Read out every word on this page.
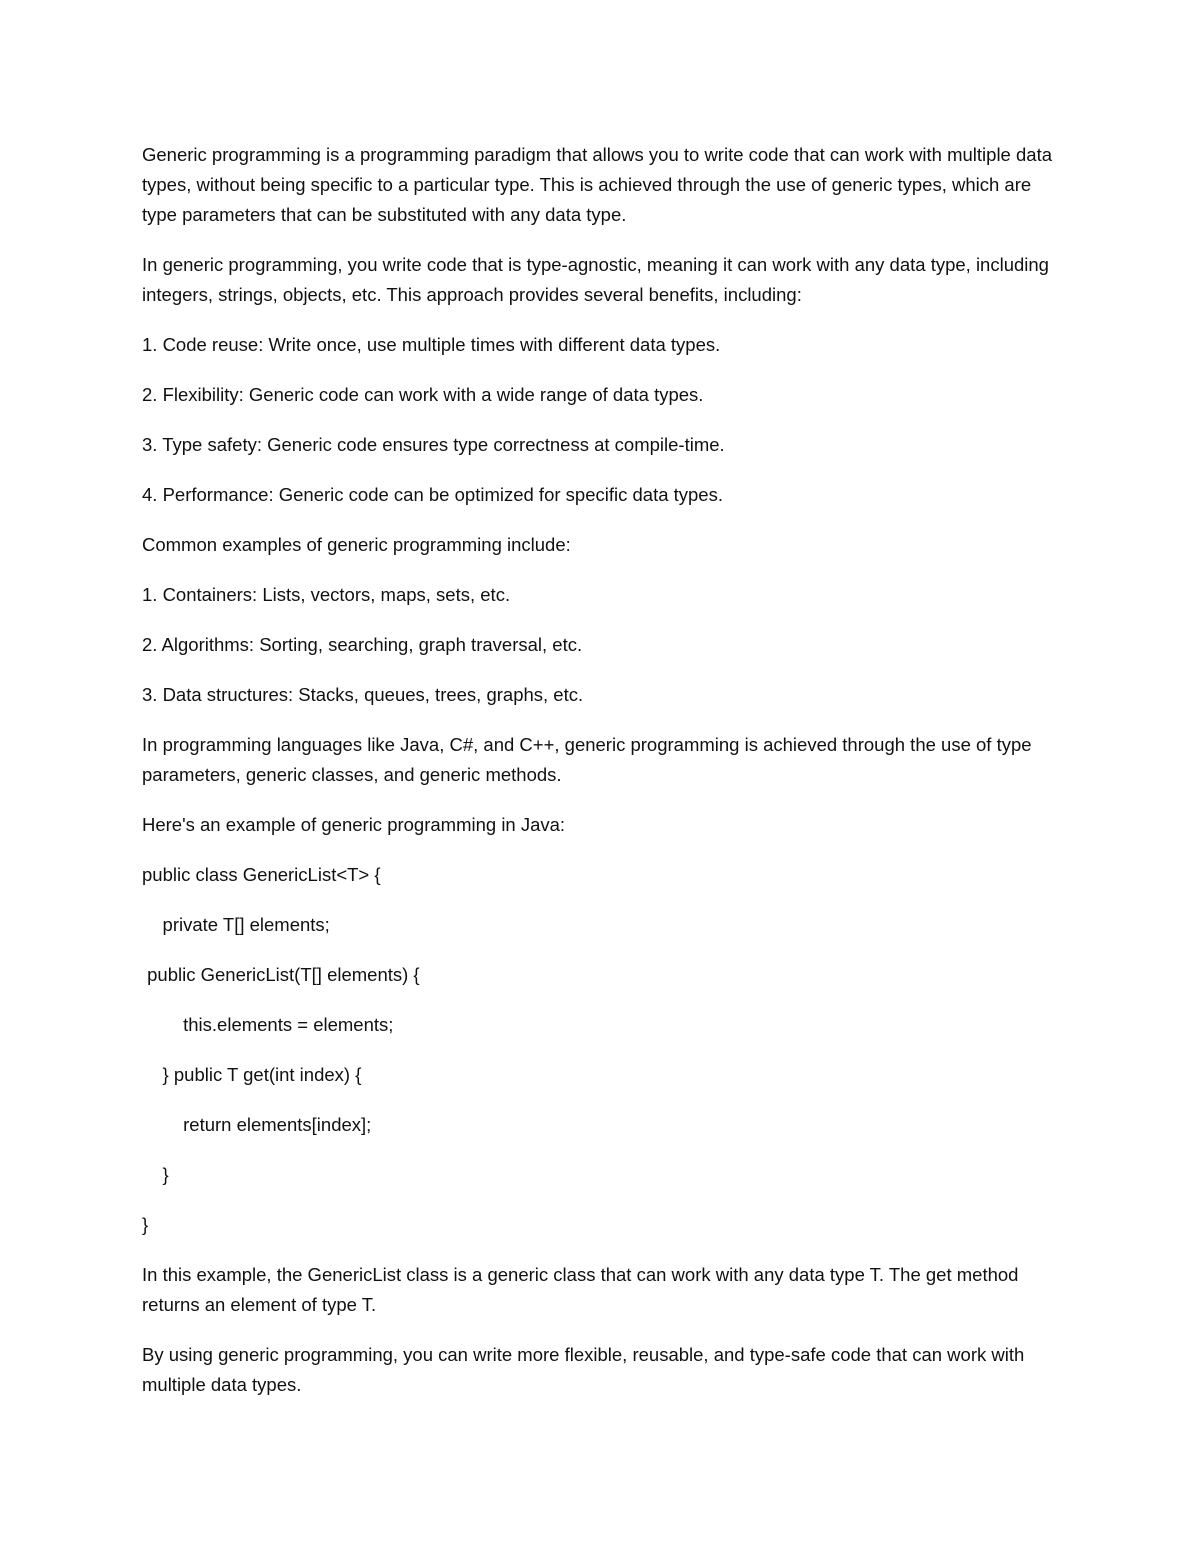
Generic programming is a programming paradigm that allows you to write code that can work with multiple data types, without being specific to a particular type. This is achieved through the use of generic types, which are type parameters that can be substituted with any data type.

In generic programming, you write code that is type-agnostic, meaning it can work with any data type, including integers, strings, objects, etc. This approach provides several benefits, including:

1. Code reuse: Write once, use multiple times with different data types.

2. Flexibility: Generic code can work with a wide range of data types.

3. Type safety: Generic code ensures type correctness at compile-time.

4. Performance: Generic code can be optimized for specific data types.

Common examples of generic programming include:

1. Containers: Lists, vectors, maps, sets, etc.

2. Algorithms: Sorting, searching, graph traversal, etc.

3. Data structures: Stacks, queues, trees, graphs, etc.

In programming languages like Java, C#, and C++, generic programming is achieved through the use of type parameters, generic classes, and generic methods.

Here's an example of generic programming in Java:

public class GenericList<T> {

private T[] elements;

public GenericList(T[] elements) {

this.elements = elements;

} public T get(int index) {

return elements[index];

}

}

In this example, the GenericList class is a generic class that can work with any data type T. The get method returns an element of type T.

By using generic programming, you can write more flexible, reusable, and type-safe code that can work with multiple data types.
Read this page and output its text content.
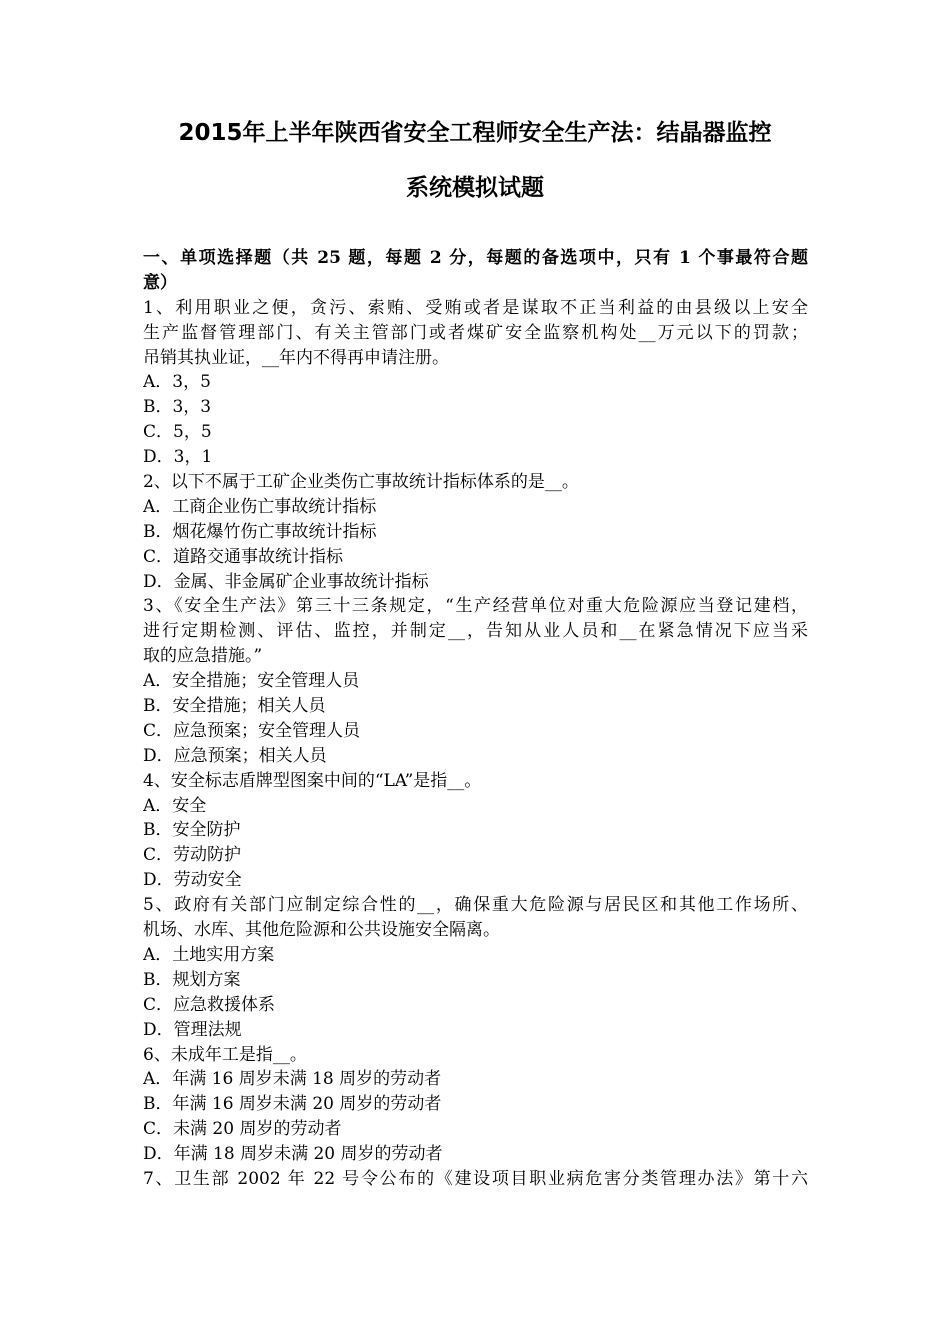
2015年上半年陕西省安全工程师安全生产法：结晶器监控
系统模拟试题
一、单项选择题（共 25 题，每题 2 分，每题的备选项中，只有 1 个事最符合题
意）
1、利用职业之便，贪污、索贿、受贿或者是谋取不正当利益的由县级以上安全
生产监督管理部门、有关主管部门或者煤矿安全监察机构处__万元以下的罚款；
吊销其执业证，__年内不得再申请注册。
A．3，5
B．3，3
C．5，5
D．3，1
2、以下不属于工矿企业类伤亡事故统计指标体系的是__。
A．工商企业伤亡事故统计指标
B．烟花爆竹伤亡事故统计指标
C．道路交通事故统计指标
D．金属、非金属矿企业事故统计指标
3、《安全生产法》第三十三条规定，“生产经营单位对重大危险源应当登记建档，
进行定期检测、评估、监控，并制定__，告知从业人员和__在紧急情况下应当采
取的应急措施。”
A．安全措施；安全管理人员
B．安全措施；相关人员
C．应急预案；安全管理人员
D．应急预案；相关人员
4、安全标志盾牌型图案中间的“LA”是指__。
A．安全
B．安全防护
C．劳动防护
D．劳动安全
5、政府有关部门应制定综合性的__，确保重大危险源与居民区和其他工作场所、
机场、水库、其他危险源和公共设施安全隔离。
A．土地实用方案
B．规划方案
C．应急救援体系
D．管理法规
6、未成年工是指__。
A．年满 16 周岁未满 18 周岁的劳动者
B．年满 16 周岁未满 20 周岁的劳动者
C．未满 20 周岁的劳动者
D．年满 18 周岁未满 20 周岁的劳动者
7、卫生部 2002 年 22 号令公布的《建设项目职业病危害分类管理办法》第十六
+++
> _Problem to solve_:
From the listing above, print every entry precisely and drop the pictures.

> _Final result_:
Read out every word on this page.
Generic programming is a programming paradigm that allows you to write code that can work with multiple data types, without being specific to a particular type. This is achieved through the use of generic types, which are type parameters that can be substituted with any data type.

In generic programming, you write code that is type-agnostic, meaning it can work with any data type, including integers, strings, objects, etc. This approach provides several benefits, including:

1. Code reuse: Write once, use multiple times with different data types.

2. Flexibility: Generic code can work with a wide range of data types.

3. Type safety: Generic code ensures type correctness at compile-time.

4. Performance: Generic code can be optimized for specific data types.

Common examples of generic programming include:

1. Containers: Lists, vectors, maps, sets, etc.

2. Algorithms: Sorting, searching, graph traversal, etc.

3. Data structures: Stacks, queues, trees, graphs, etc.

In programming languages like Java, C#, and C++, generic programming is achieved through the use of type parameters, generic classes, and generic methods.

Here's an example of generic programming in Java:

public class GenericList<T> {

private T[] elements;

public GenericList(T[] elements) {

this.elements = elements;

} public T get(int index) {

return elements[index];

}

}

In this example, the GenericList class is a generic class that can work with any data type T. The get method returns an element of type T.

By using generic programming, you can write more flexible, reusable, and type-safe code that can work with multiple data types.
Read this page and output its text content.
2015年上半年陕西省安全工程师安全生产法：结晶器监控
系统模拟试题
一、单项选择题（共 25 题，每题 2 分，每题的备选项中，只有 1 个事最符合题
意）
1、利用职业之便，贪污、索贿、受贿或者是谋取不正当利益的由县级以上安全
生产监督管理部门、有关主管部门或者煤矿安全监察机构处__万元以下的罚款；
吊销其执业证，__年内不得再申请注册。
A．3，5
B．3，3
C．5，5
D．3，1
2、以下不属于工矿企业类伤亡事故统计指标体系的是__。
A．工商企业伤亡事故统计指标
B．烟花爆竹伤亡事故统计指标
C．道路交通事故统计指标
D．金属、非金属矿企业事故统计指标
3、《安全生产法》第三十三条规定，“生产经营单位对重大危险源应当登记建档，
进行定期检测、评估、监控，并制定__，告知从业人员和__在紧急情况下应当采
取的应急措施。”
A．安全措施；安全管理人员
B．安全措施；相关人员
C．应急预案；安全管理人员
D．应急预案；相关人员
4、安全标志盾牌型图案中间的“LA”是指__。
A．安全
B．安全防护
C．劳动防护
D．劳动安全
5、政府有关部门应制定综合性的__，确保重大危险源与居民区和其他工作场所、
机场、水库、其他危险源和公共设施安全隔离。
A．土地实用方案
B．规划方案
C．应急救援体系
D．管理法规
6、未成年工是指__。
A．年满 16 周岁未满 18 周岁的劳动者
B．年满 16 周岁未满 20 周岁的劳动者
C．未满 20 周岁的劳动者
D．年满 18 周岁未满 20 周岁的劳动者
7、卫生部 2002 年 22 号令公布的《建设项目职业病危害分类管理办法》第十六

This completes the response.